(Recorded data)

───

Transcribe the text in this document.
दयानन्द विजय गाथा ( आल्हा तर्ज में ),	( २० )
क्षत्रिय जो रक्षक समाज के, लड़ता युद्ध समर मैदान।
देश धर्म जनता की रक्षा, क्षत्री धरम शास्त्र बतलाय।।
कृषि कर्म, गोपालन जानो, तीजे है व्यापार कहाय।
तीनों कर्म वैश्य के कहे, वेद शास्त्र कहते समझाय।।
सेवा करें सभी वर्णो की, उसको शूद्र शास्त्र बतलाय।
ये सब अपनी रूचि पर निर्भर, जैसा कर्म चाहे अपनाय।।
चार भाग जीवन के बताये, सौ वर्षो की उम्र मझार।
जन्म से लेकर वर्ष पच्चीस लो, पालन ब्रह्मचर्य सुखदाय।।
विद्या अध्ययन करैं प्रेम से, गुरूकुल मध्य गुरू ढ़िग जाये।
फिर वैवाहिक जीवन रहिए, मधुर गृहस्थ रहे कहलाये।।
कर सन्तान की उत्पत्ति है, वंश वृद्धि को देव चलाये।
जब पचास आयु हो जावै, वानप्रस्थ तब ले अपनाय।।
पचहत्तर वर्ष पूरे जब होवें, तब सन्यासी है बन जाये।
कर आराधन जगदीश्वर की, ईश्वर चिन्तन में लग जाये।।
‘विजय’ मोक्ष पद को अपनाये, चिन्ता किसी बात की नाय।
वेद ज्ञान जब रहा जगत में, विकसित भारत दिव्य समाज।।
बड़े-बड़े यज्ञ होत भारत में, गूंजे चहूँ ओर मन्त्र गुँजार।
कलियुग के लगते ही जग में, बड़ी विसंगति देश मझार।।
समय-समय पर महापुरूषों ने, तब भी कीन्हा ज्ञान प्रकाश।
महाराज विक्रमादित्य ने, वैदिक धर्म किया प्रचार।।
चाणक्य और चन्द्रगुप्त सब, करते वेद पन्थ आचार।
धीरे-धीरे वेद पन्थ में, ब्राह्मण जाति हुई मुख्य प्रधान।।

───

**WHAT THE TASK REQUIRES:** Copy the data above exactly. Every line must be included.

**RESULT BELOW:**
Transcribe the text in this document.
दयानन्द विजय गाथा ( आल्हा तर्ज में ),	( २० )
क्षत्रिय जो रक्षक समाज के, लड़ता युद्ध समर मैदान।
देश धर्म जनता की रक्षा, क्षत्री धरम शास्त्र बतलाय।।
कृषि कर्म, गोपालन जानो, तीजे है व्यापार कहाय।
तीनों कर्म वैश्य के कहे, वेद शास्त्र कहते समझाय।।
सेवा करें सभी वर्णो की, उसको शूद्र शास्त्र बतलाय।
ये सब अपनी रूचि पर निर्भर, जैसा कर्म चाहे अपनाय।।
चार भाग जीवन के बताये, सौ वर्षो की उम्र मझार।
जन्म से लेकर वर्ष पच्चीस लो, पालन ब्रह्मचर्य सुखदाय।।
विद्या अध्ययन करैं प्रेम से, गुरूकुल मध्य गुरू ढ़िग जाये।
फिर वैवाहिक जीवन रहिए, मधुर गृहस्थ रहे कहलाये।।
कर सन्तान की उत्पत्ति है, वंश वृद्धि को देव चलाये।
जब पचास आयु हो जावै, वानप्रस्थ तब ले अपनाय।।
पचहत्तर वर्ष पूरे जब होवें, तब सन्यासी है बन जाये।
कर आराधन जगदीश्वर की, ईश्वर चिन्तन में लग जाये।।
‘विजय’ मोक्ष पद को अपनाये, चिन्ता किसी बात की नाय।
वेद ज्ञान जब रहा जगत में, विकसित भारत दिव्य समाज।।
बड़े-बड़े यज्ञ होत भारत में, गूंजे चहूँ ओर मन्त्र गुँजार।
कलियुग के लगते ही जग में, बड़ी विसंगति देश मझार।।
समय-समय पर महापुरूषों ने, तब भी कीन्हा ज्ञान प्रकाश।
महाराज विक्रमादित्य ने, वैदिक धर्म किया प्रचार।।
चाणक्य और चन्द्रगुप्त सब, करते वेद पन्थ आचार।
धीरे-धीरे वेद पन्थ में, ब्राह्मण जाति हुई मुख्य प्रधान।।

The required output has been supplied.